■ Given request: Give again, unaltered, the line with "Give me the" and all lines that follow it in the listing below, minus any pictures.

■ Extracted information:
────────────────

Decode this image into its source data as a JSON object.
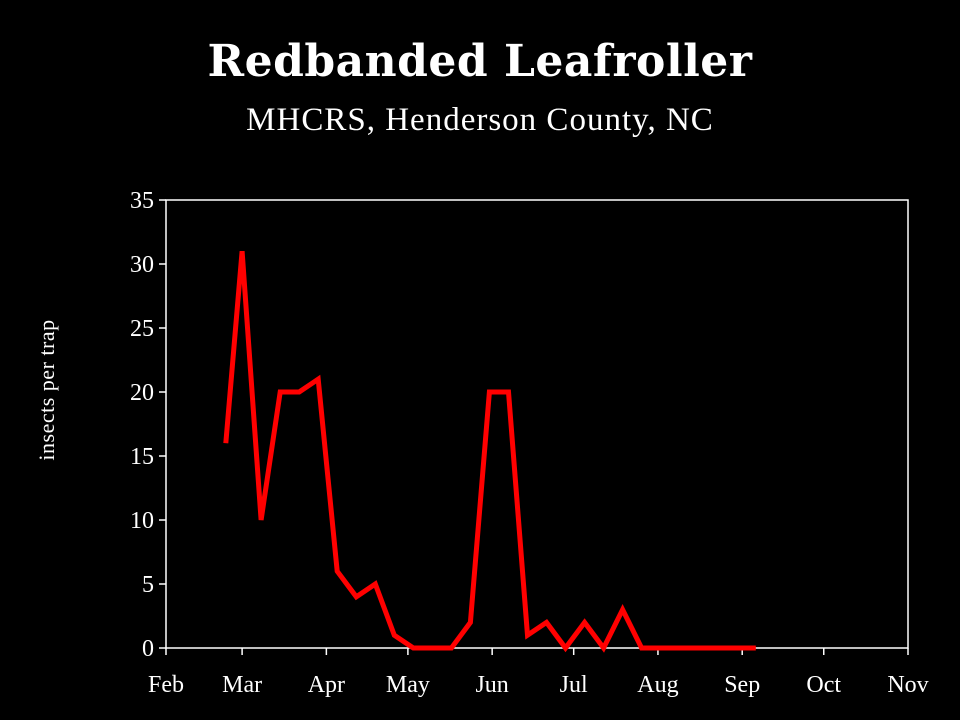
{
  "chart_data": {
    "type": "line",
    "title": "Redbanded Leafroller",
    "subtitle": "MHCRS, Henderson County, NC",
    "ylabel": "insects per trap",
    "xlabel": "",
    "ylim": [
      0,
      35
    ],
    "yticks": [
      0,
      5,
      10,
      15,
      20,
      25,
      30,
      35
    ],
    "xlim": [
      "Feb 1",
      "Nov 1"
    ],
    "xtick_labels": [
      {
        "label": "Feb",
        "date": "Feb 1"
      },
      {
        "label": "Mar",
        "date": "Mar 1"
      },
      {
        "label": "Apr",
        "date": "Apr 1"
      },
      {
        "label": "May",
        "date": "May 1"
      },
      {
        "label": "Jun",
        "date": "Jun 1"
      },
      {
        "label": "Jul",
        "date": "Jul 1"
      },
      {
        "label": "Aug",
        "date": "Aug 1"
      },
      {
        "label": "Sep",
        "date": "Sep 1"
      },
      {
        "label": "Oct",
        "date": "Oct 1"
      },
      {
        "label": "Nov",
        "date": "Nov 1"
      }
    ],
    "grid": false,
    "legend": "none",
    "series": [
      {
        "color": "#ff0000",
        "points": [
          {
            "date": "Feb 23",
            "y": 16
          },
          {
            "date": "Mar 1",
            "y": 31
          },
          {
            "date": "Mar 8",
            "y": 10
          },
          {
            "date": "Mar 15",
            "y": 20
          },
          {
            "date": "Mar 22",
            "y": 20
          },
          {
            "date": "Mar 29",
            "y": 21
          },
          {
            "date": "Apr 5",
            "y": 6
          },
          {
            "date": "Apr 12",
            "y": 4
          },
          {
            "date": "Apr 19",
            "y": 5
          },
          {
            "date": "Apr 26",
            "y": 1
          },
          {
            "date": "May 3",
            "y": 0
          },
          {
            "date": "May 10",
            "y": 0
          },
          {
            "date": "May 17",
            "y": 0
          },
          {
            "date": "May 24",
            "y": 2
          },
          {
            "date": "May 31",
            "y": 20
          },
          {
            "date": "Jun 7",
            "y": 20
          },
          {
            "date": "Jun 14",
            "y": 1
          },
          {
            "date": "Jun 21",
            "y": 2
          },
          {
            "date": "Jun 28",
            "y": 0
          },
          {
            "date": "Jul 5",
            "y": 2
          },
          {
            "date": "Jul 12",
            "y": 0
          },
          {
            "date": "Jul 19",
            "y": 3
          },
          {
            "date": "Jul 26",
            "y": 0
          },
          {
            "date": "Aug 2",
            "y": 0
          },
          {
            "date": "Aug 9",
            "y": 0
          },
          {
            "date": "Aug 16",
            "y": 0
          },
          {
            "date": "Aug 23",
            "y": 0
          },
          {
            "date": "Aug 30",
            "y": 0
          },
          {
            "date": "Sep 6",
            "y": 0
          }
        ]
      }
    ]
  }
}
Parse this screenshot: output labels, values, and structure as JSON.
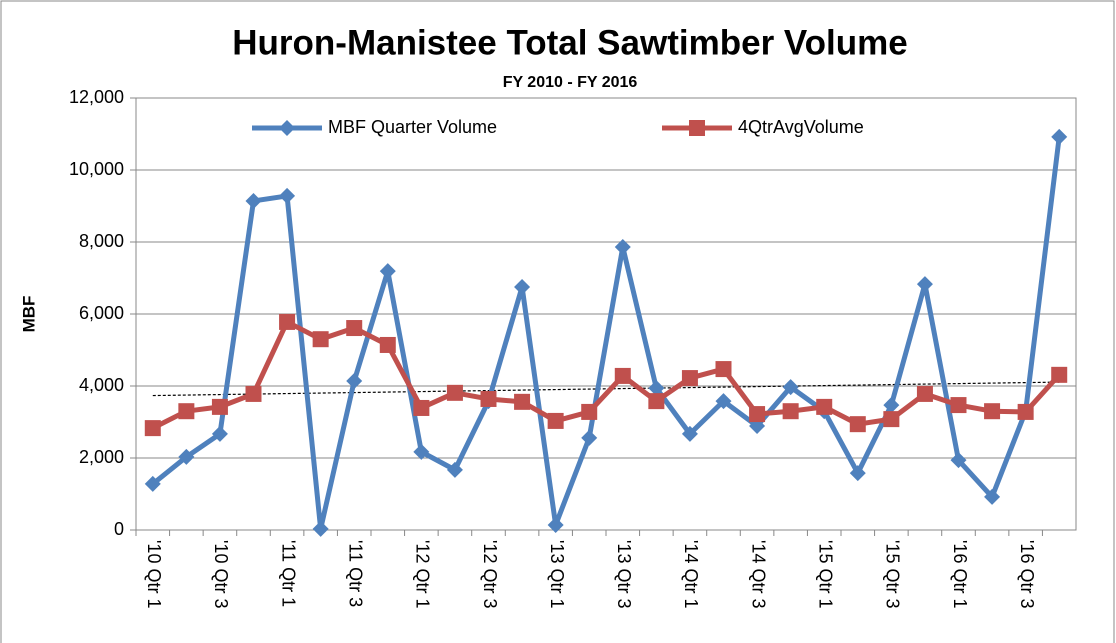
{
  "chart_data": {
    "type": "line",
    "title": "Huron-Manistee Total Sawtimber Volume",
    "subtitle": "FY 2010 - FY 2016",
    "y_label": "MBF",
    "categories": [
      "'10 Qtr 1",
      null,
      "'10 Qtr 3",
      null,
      "'11 Qtr 1",
      null,
      "'11 Qtr 3",
      null,
      "'12 Qtr 1",
      null,
      "'12 Qtr 3",
      null,
      "'13 Qtr 1",
      null,
      "'13 Qtr 3",
      null,
      "'14 Qtr 1",
      null,
      "'14 Qtr 3",
      null,
      "'15 Qtr 1",
      null,
      "'15 Qtr 3",
      null,
      "'16 Qtr 1",
      null,
      "'16 Qtr 3",
      null
    ],
    "series": [
      {
        "name": "MBF Quarter Volume",
        "color": "#4f81bd",
        "marker": "diamond",
        "values": [
          1280,
          2030,
          2670,
          9140,
          9280,
          30,
          4140,
          7190,
          2170,
          1670,
          3580,
          6750,
          140,
          2560,
          7860,
          3940,
          2670,
          3580,
          2890,
          3970,
          3300,
          1580,
          3470,
          6830,
          1940,
          920,
          3300,
          10920
        ]
      },
      {
        "name": "4QtrAvgVolume",
        "color": "#c0504d",
        "marker": "square",
        "values": [
          2830,
          3300,
          3420,
          3780,
          5780,
          5300,
          5610,
          5140,
          3390,
          3810,
          3640,
          3560,
          3030,
          3280,
          4280,
          3580,
          4220,
          4470,
          3220,
          3300,
          3420,
          2940,
          3080,
          3780,
          3470,
          3300,
          3280,
          4310
        ]
      }
    ],
    "trendline": true,
    "ylim": [
      0,
      12000
    ],
    "yticks": [
      0,
      {
        "value": 2000,
        "label": "2,000"
      },
      {
        "value": 4000,
        "label": "4,000"
      },
      {
        "value": 6000,
        "label": "6,000"
      },
      {
        "value": 8000,
        "label": "8,000"
      },
      {
        "value": 10000,
        "label": "10,000"
      },
      {
        "value": 12000,
        "label": "12,000"
      }
    ],
    "grid": true,
    "legend": "top"
  }
}
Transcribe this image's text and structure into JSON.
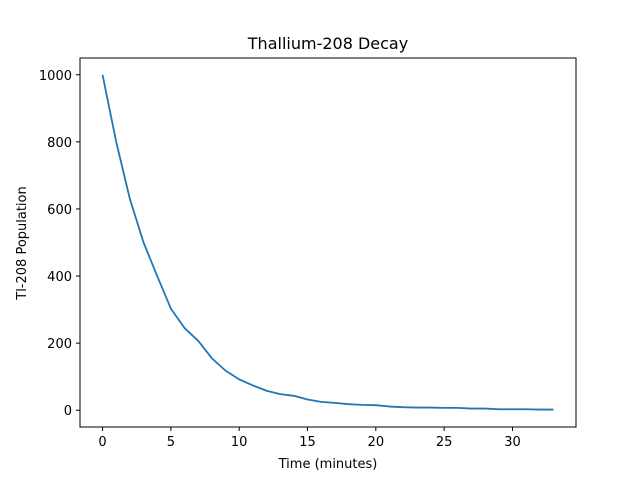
{
  "chart_data": {
    "type": "line",
    "title": "Thallium-208 Decay",
    "xlabel": "Time (minutes)",
    "ylabel": "Tl-208 Population",
    "xlim": [
      -1.65,
      34.65
    ],
    "ylim": [
      -50,
      1050
    ],
    "xticks": [
      0,
      5,
      10,
      15,
      20,
      25,
      30
    ],
    "yticks": [
      0,
      200,
      400,
      600,
      800,
      1000
    ],
    "grid": false,
    "series": [
      {
        "color": "#1f77b4",
        "x": [
          0,
          1,
          2,
          3,
          4,
          5,
          6,
          7,
          8,
          9,
          10,
          11,
          12,
          13,
          14,
          15,
          16,
          17,
          18,
          19,
          20,
          21,
          22,
          23,
          24,
          25,
          26,
          27,
          28,
          29,
          30,
          31,
          32,
          33
        ],
        "y": [
          1000,
          800,
          630,
          500,
          400,
          303,
          245,
          207,
          155,
          118,
          92,
          74,
          58,
          48,
          43,
          32,
          25,
          22,
          18,
          16,
          15,
          11,
          9,
          8,
          8,
          7,
          7,
          5,
          5,
          3,
          3,
          3,
          2,
          2
        ]
      }
    ]
  }
}
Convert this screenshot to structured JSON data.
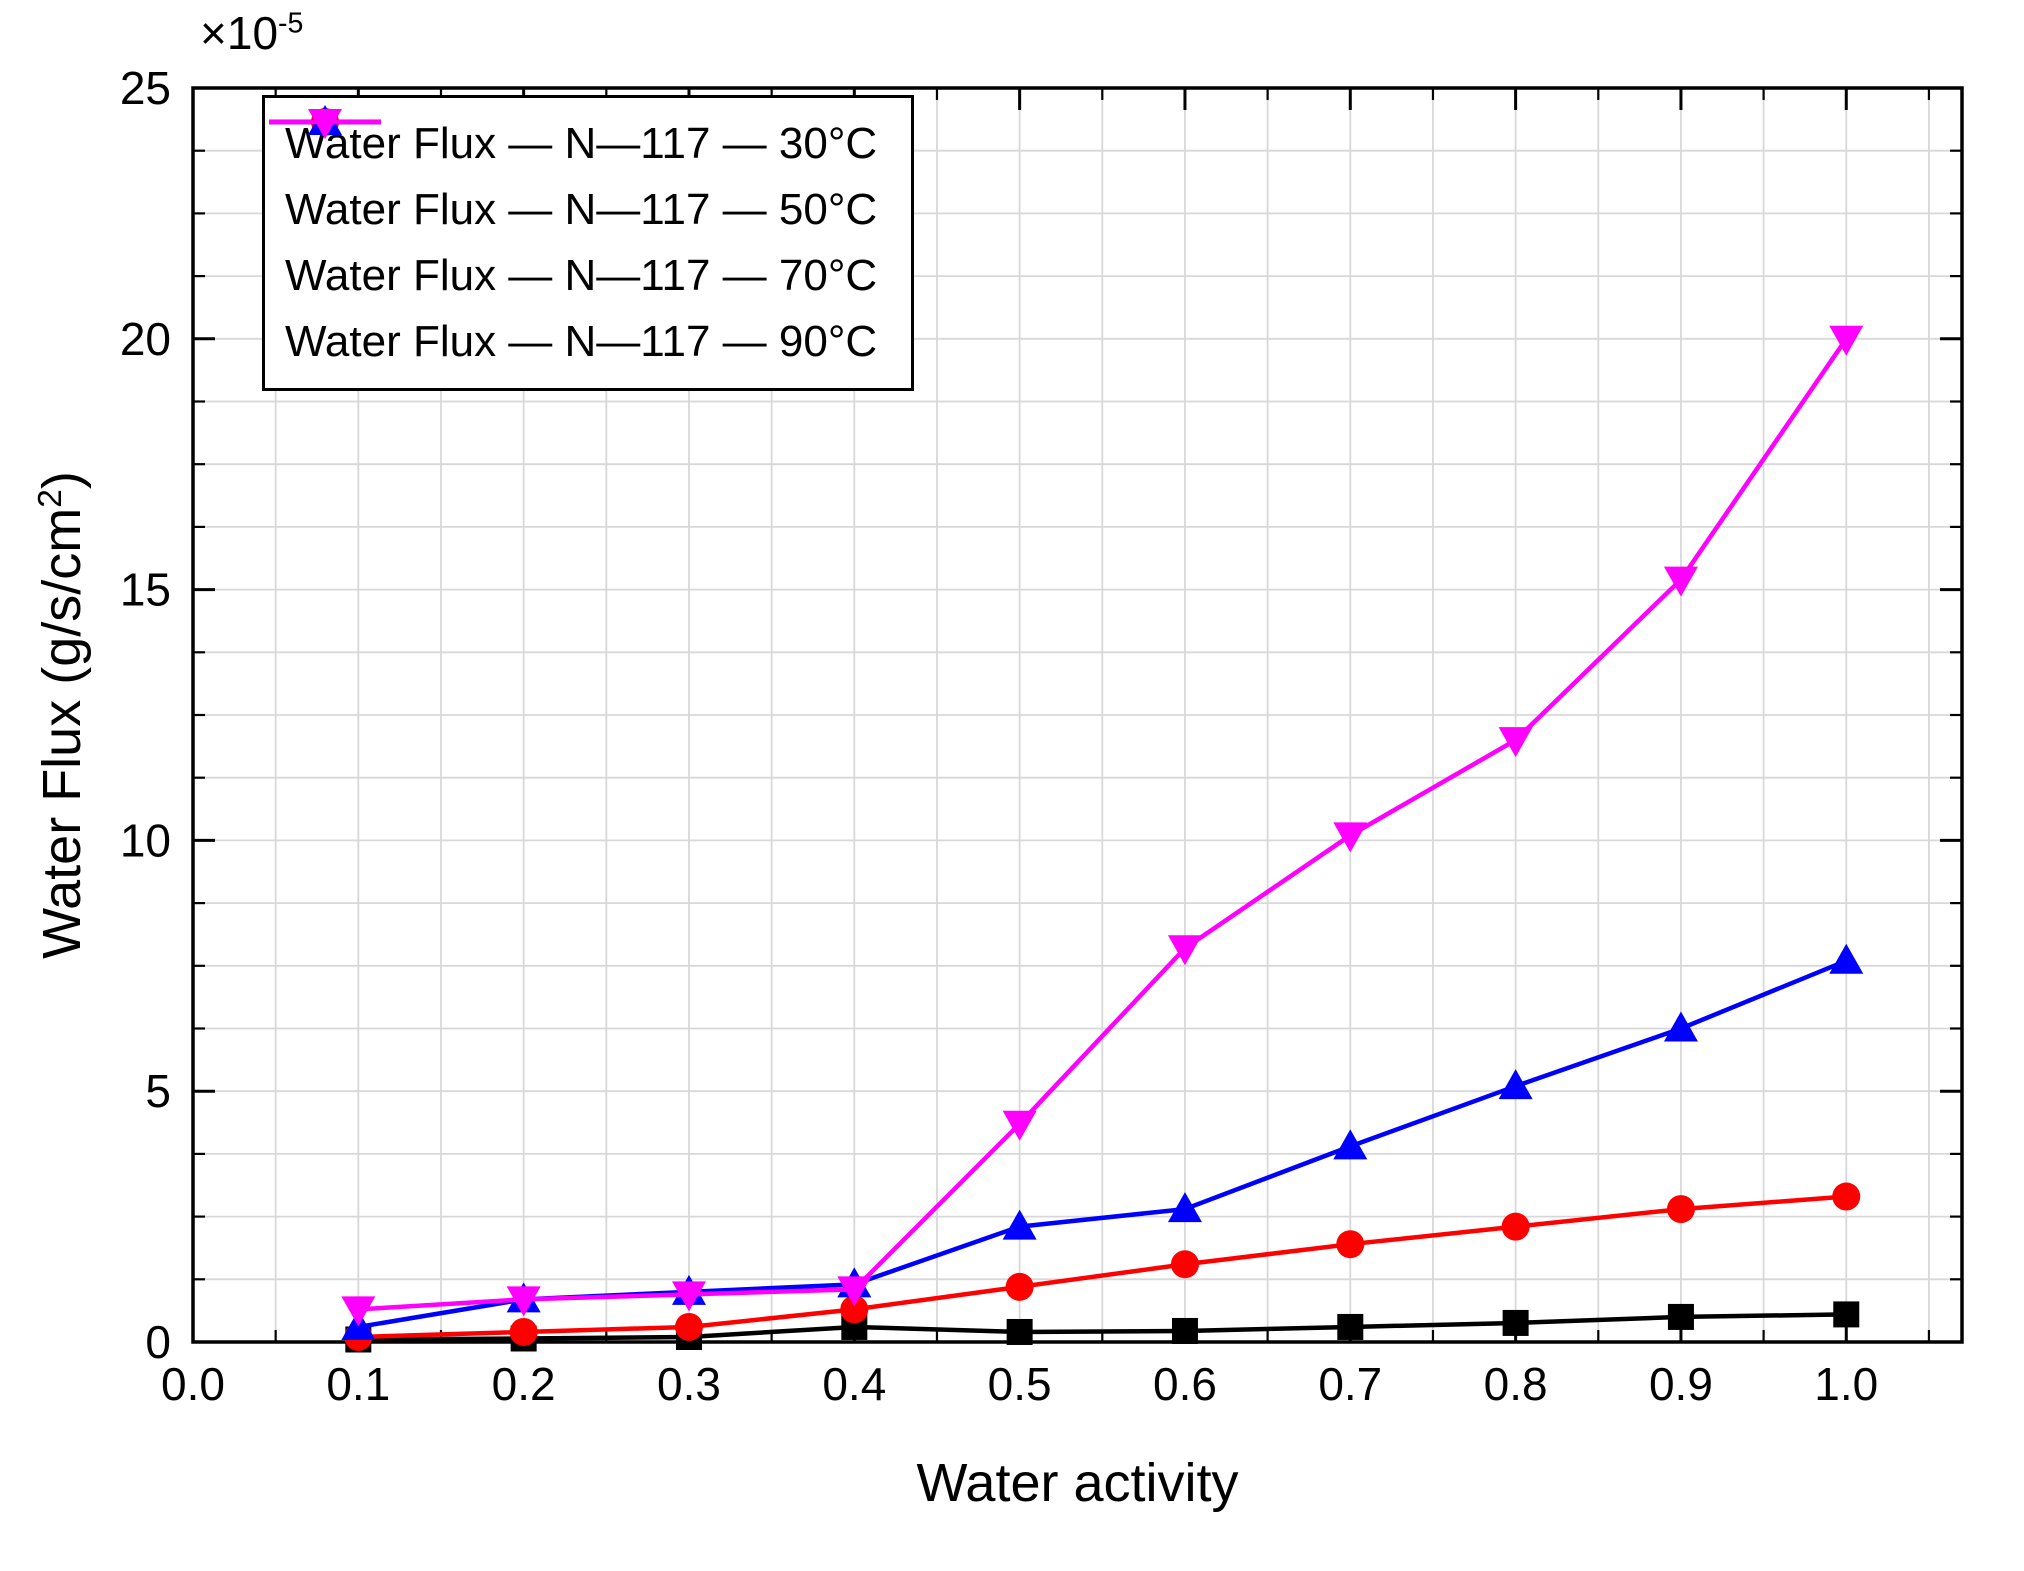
{
  "chart_data": {
    "type": "line",
    "title": "",
    "xlabel": "Water activity",
    "ylabel": {
      "prefix": "Water Flux (g/s/cm",
      "sup": "2",
      "suffix": ")"
    },
    "y_multiplier": {
      "text": "×10",
      "sup": "-5"
    },
    "xlim": [
      0.0,
      1.07
    ],
    "ylim": [
      0,
      25
    ],
    "xtick_values": [
      0.0,
      0.1,
      0.2,
      0.3,
      0.4,
      0.5,
      0.6,
      0.7,
      0.8,
      0.9,
      1.0
    ],
    "xtick_labels": [
      "0.0",
      "0.1",
      "0.2",
      "0.3",
      "0.4",
      "0.5",
      "0.6",
      "0.7",
      "0.8",
      "0.9",
      "1.0"
    ],
    "ytick_values": [
      0,
      5,
      10,
      15,
      20,
      25
    ],
    "ytick_labels": [
      "0",
      "5",
      "10",
      "15",
      "20",
      "25"
    ],
    "x_minor_step": 0.05,
    "y_minor_step": 1.25,
    "grid": true,
    "legend_position": "top-left",
    "x": [
      0.1,
      0.2,
      0.3,
      0.4,
      0.5,
      0.6,
      0.7,
      0.8,
      0.9,
      1.0
    ],
    "series": [
      {
        "name": "Water Flux — N—117 — 30°C",
        "color": "#000000",
        "marker": "square",
        "values": [
          0.05,
          0.07,
          0.1,
          0.3,
          0.2,
          0.22,
          0.3,
          0.38,
          0.5,
          0.55
        ]
      },
      {
        "name": "Water Flux — N—117 — 50°C",
        "color": "#ff0000",
        "marker": "circle",
        "values": [
          0.1,
          0.2,
          0.3,
          0.65,
          1.1,
          1.55,
          1.95,
          2.3,
          2.65,
          2.9
        ]
      },
      {
        "name": "Water Flux — N—117 — 70°C",
        "color": "#0000ff",
        "marker": "triangle-up",
        "values": [
          0.3,
          0.85,
          1.0,
          1.15,
          2.3,
          2.65,
          3.9,
          5.1,
          6.25,
          7.6
        ]
      },
      {
        "name": "Water Flux — N—117 — 90°C",
        "color": "#ff00ff",
        "marker": "triangle-down",
        "values": [
          0.65,
          0.85,
          0.95,
          1.05,
          4.35,
          7.85,
          10.1,
          12.0,
          15.2,
          20.0
        ]
      }
    ]
  }
}
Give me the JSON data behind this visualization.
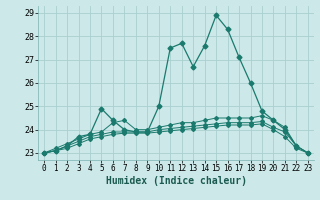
{
  "title": "",
  "xlabel": "Humidex (Indice chaleur)",
  "xlim": [
    -0.5,
    23.5
  ],
  "ylim": [
    22.7,
    29.3
  ],
  "yticks": [
    23,
    24,
    25,
    26,
    27,
    28,
    29
  ],
  "xticks": [
    0,
    1,
    2,
    3,
    4,
    5,
    6,
    7,
    8,
    9,
    10,
    11,
    12,
    13,
    14,
    15,
    16,
    17,
    18,
    19,
    20,
    21,
    22,
    23
  ],
  "bg_color": "#cce8e8",
  "grid_color": "#aacfcf",
  "line_color": "#1a7a6e",
  "lines": [
    [
      23.0,
      23.1,
      23.3,
      23.7,
      23.8,
      24.9,
      24.4,
      24.0,
      23.9,
      23.9,
      25.0,
      27.5,
      27.7,
      26.7,
      27.6,
      28.9,
      28.3,
      27.1,
      26.0,
      24.8,
      24.4,
      24.0,
      23.3,
      23.0
    ],
    [
      23.0,
      23.2,
      23.4,
      23.6,
      23.8,
      23.9,
      24.3,
      24.4,
      24.0,
      24.0,
      24.1,
      24.2,
      24.3,
      24.3,
      24.4,
      24.5,
      24.5,
      24.5,
      24.5,
      24.6,
      24.4,
      24.1,
      23.3,
      23.0
    ],
    [
      23.0,
      23.1,
      23.3,
      23.5,
      23.7,
      23.8,
      23.9,
      23.9,
      23.9,
      23.9,
      24.0,
      24.05,
      24.1,
      24.15,
      24.2,
      24.25,
      24.3,
      24.3,
      24.3,
      24.35,
      24.1,
      23.9,
      23.3,
      23.0
    ],
    [
      23.0,
      23.1,
      23.2,
      23.4,
      23.6,
      23.7,
      23.8,
      23.85,
      23.85,
      23.85,
      23.9,
      23.95,
      24.0,
      24.05,
      24.1,
      24.15,
      24.2,
      24.2,
      24.2,
      24.25,
      24.0,
      23.7,
      23.2,
      23.0
    ]
  ],
  "marker": "D",
  "markersize_main": 2.5,
  "markersize_sub": 2.0,
  "linewidth_main": 0.9,
  "linewidth_sub": 0.7,
  "tick_fontsize": 5.5,
  "xlabel_fontsize": 7.0
}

────────────────

■ Solution:
Give me the JSON data behind this visualization.
{
  "title": "",
  "xlabel": "Humidex (Indice chaleur)",
  "xlim": [
    -0.5,
    23.5
  ],
  "ylim": [
    22.7,
    29.3
  ],
  "yticks": [
    23,
    24,
    25,
    26,
    27,
    28,
    29
  ],
  "xticks": [
    0,
    1,
    2,
    3,
    4,
    5,
    6,
    7,
    8,
    9,
    10,
    11,
    12,
    13,
    14,
    15,
    16,
    17,
    18,
    19,
    20,
    21,
    22,
    23
  ],
  "bg_color": "#cce8e8",
  "grid_color": "#aacfcf",
  "line_color": "#1a7a6e",
  "lines": [
    [
      23.0,
      23.1,
      23.3,
      23.7,
      23.8,
      24.9,
      24.4,
      24.0,
      23.9,
      23.9,
      25.0,
      27.5,
      27.7,
      26.7,
      27.6,
      28.9,
      28.3,
      27.1,
      26.0,
      24.8,
      24.4,
      24.0,
      23.3,
      23.0
    ],
    [
      23.0,
      23.2,
      23.4,
      23.6,
      23.8,
      23.9,
      24.3,
      24.4,
      24.0,
      24.0,
      24.1,
      24.2,
      24.3,
      24.3,
      24.4,
      24.5,
      24.5,
      24.5,
      24.5,
      24.6,
      24.4,
      24.1,
      23.3,
      23.0
    ],
    [
      23.0,
      23.1,
      23.3,
      23.5,
      23.7,
      23.8,
      23.9,
      23.9,
      23.9,
      23.9,
      24.0,
      24.05,
      24.1,
      24.15,
      24.2,
      24.25,
      24.3,
      24.3,
      24.3,
      24.35,
      24.1,
      23.9,
      23.3,
      23.0
    ],
    [
      23.0,
      23.1,
      23.2,
      23.4,
      23.6,
      23.7,
      23.8,
      23.85,
      23.85,
      23.85,
      23.9,
      23.95,
      24.0,
      24.05,
      24.1,
      24.15,
      24.2,
      24.2,
      24.2,
      24.25,
      24.0,
      23.7,
      23.2,
      23.0
    ]
  ],
  "marker": "D",
  "markersize_main": 2.5,
  "markersize_sub": 2.0,
  "linewidth_main": 0.9,
  "linewidth_sub": 0.7,
  "tick_fontsize": 5.5,
  "xlabel_fontsize": 7.0
}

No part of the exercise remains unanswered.